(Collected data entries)

-----

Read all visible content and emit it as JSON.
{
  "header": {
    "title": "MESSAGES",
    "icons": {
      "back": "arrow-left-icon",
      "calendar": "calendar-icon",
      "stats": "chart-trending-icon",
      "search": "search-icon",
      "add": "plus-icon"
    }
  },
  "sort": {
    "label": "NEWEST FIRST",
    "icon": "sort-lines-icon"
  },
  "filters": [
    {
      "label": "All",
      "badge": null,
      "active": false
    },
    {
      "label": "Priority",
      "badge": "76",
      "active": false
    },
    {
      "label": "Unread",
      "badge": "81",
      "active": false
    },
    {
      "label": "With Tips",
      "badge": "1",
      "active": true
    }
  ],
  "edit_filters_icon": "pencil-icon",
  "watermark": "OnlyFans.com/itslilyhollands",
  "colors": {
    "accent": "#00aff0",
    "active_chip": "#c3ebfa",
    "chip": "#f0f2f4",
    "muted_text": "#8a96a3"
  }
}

-----

- TASK DETAILS:
Extract every entry above as it appears.

- ANSWER TO THIS PROBLEM:
Read all visible content and emit it as JSON.
{
  "header": {
    "title": "MESSAGES",
    "icons": {
      "back": "arrow-left-icon",
      "calendar": "calendar-icon",
      "stats": "chart-trending-icon",
      "search": "search-icon",
      "add": "plus-icon"
    }
  },
  "sort": {
    "label": "NEWEST FIRST",
    "icon": "sort-lines-icon"
  },
  "filters": [
    {
      "label": "All",
      "badge": null,
      "active": false
    },
    {
      "label": "Priority",
      "badge": "76",
      "active": false
    },
    {
      "label": "Unread",
      "badge": "81",
      "active": false
    },
    {
      "label": "With Tips",
      "badge": "1",
      "active": true
    }
  ],
  "edit_filters_icon": "pencil-icon",
  "watermark": "OnlyFans.com/itslilyhollands",
  "colors": {
    "accent": "#00aff0",
    "active_chip": "#c3ebfa",
    "chip": "#f0f2f4",
    "muted_text": "#8a96a3"
  }
}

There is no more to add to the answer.